▶ **To be done**
Copy out the lines that have "деда" in them.

::::::::

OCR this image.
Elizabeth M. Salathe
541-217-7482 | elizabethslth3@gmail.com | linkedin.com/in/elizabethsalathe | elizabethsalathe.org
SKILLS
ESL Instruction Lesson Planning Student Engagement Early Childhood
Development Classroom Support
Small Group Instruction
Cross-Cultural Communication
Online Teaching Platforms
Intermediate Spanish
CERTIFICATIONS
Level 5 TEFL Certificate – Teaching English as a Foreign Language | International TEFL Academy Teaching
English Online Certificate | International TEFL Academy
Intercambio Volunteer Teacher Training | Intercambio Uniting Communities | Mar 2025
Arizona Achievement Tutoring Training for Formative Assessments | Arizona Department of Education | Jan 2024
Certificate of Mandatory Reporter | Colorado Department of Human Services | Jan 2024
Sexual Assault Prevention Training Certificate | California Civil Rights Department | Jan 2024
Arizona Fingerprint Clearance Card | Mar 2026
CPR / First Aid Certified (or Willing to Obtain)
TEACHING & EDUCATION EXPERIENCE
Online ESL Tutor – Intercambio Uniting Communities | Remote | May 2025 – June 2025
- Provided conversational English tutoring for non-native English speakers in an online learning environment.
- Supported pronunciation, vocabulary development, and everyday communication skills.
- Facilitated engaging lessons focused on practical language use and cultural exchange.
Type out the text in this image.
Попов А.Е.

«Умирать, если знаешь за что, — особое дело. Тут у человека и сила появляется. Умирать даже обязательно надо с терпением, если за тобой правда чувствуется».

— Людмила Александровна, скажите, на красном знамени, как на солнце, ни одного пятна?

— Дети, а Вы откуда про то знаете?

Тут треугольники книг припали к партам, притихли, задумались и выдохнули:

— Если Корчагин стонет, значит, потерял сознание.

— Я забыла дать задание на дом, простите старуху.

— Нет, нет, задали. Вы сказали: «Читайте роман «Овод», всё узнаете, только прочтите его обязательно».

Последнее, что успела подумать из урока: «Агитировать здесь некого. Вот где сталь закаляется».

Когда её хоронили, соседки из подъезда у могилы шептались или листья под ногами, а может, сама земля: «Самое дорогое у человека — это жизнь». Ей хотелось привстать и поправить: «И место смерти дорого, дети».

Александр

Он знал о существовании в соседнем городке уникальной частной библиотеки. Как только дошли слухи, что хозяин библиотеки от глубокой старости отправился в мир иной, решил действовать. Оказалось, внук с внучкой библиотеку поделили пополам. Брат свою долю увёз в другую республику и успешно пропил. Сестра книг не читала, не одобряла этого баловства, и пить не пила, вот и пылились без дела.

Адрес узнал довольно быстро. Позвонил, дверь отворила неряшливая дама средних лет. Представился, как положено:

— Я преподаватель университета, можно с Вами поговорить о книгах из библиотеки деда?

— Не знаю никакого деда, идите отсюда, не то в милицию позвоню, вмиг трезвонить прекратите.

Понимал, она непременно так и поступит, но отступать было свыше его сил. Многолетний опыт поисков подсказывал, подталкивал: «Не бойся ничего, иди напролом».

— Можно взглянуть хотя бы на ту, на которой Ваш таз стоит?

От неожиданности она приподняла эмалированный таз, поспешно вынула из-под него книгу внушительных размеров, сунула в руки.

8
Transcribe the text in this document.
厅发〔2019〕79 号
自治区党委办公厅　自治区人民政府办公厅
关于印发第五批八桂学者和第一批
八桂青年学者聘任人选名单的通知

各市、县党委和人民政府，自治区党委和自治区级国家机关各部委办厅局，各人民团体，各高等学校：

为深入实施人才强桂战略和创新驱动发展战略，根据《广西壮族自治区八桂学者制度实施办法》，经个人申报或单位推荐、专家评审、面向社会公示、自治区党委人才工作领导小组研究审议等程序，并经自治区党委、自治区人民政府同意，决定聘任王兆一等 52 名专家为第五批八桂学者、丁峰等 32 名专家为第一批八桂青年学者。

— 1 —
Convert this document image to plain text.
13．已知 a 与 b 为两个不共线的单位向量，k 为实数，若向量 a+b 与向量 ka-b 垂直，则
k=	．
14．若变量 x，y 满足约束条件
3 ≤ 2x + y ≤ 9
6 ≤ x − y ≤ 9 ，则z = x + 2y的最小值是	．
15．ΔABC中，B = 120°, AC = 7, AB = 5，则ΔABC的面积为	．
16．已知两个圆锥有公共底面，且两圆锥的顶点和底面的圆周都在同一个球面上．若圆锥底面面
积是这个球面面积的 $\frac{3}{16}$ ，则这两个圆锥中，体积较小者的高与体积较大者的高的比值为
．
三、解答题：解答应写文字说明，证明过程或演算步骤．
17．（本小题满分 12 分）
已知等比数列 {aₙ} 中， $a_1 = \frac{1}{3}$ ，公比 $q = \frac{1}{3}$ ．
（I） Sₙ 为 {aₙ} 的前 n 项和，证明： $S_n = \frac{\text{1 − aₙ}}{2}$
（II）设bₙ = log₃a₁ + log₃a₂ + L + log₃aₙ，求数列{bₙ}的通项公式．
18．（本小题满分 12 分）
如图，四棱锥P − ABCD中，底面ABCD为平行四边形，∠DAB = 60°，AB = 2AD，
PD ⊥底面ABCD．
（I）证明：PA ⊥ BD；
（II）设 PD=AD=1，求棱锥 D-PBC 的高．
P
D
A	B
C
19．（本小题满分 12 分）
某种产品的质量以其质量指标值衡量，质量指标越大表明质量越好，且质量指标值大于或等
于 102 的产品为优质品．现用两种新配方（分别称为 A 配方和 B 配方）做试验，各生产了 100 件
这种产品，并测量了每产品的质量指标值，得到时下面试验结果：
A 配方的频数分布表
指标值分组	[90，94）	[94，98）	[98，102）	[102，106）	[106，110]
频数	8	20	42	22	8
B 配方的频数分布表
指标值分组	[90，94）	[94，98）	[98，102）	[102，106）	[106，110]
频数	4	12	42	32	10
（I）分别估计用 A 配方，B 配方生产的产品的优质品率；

::::::::

▶ **Worked answer**
— Я преподаватель университета, можно с Вами поговорить о книгах из библиотеки деда?
— Не знаю никакого деда, идите отсюда, не то в милицию позвоню, вмиг трезвонить прекратите.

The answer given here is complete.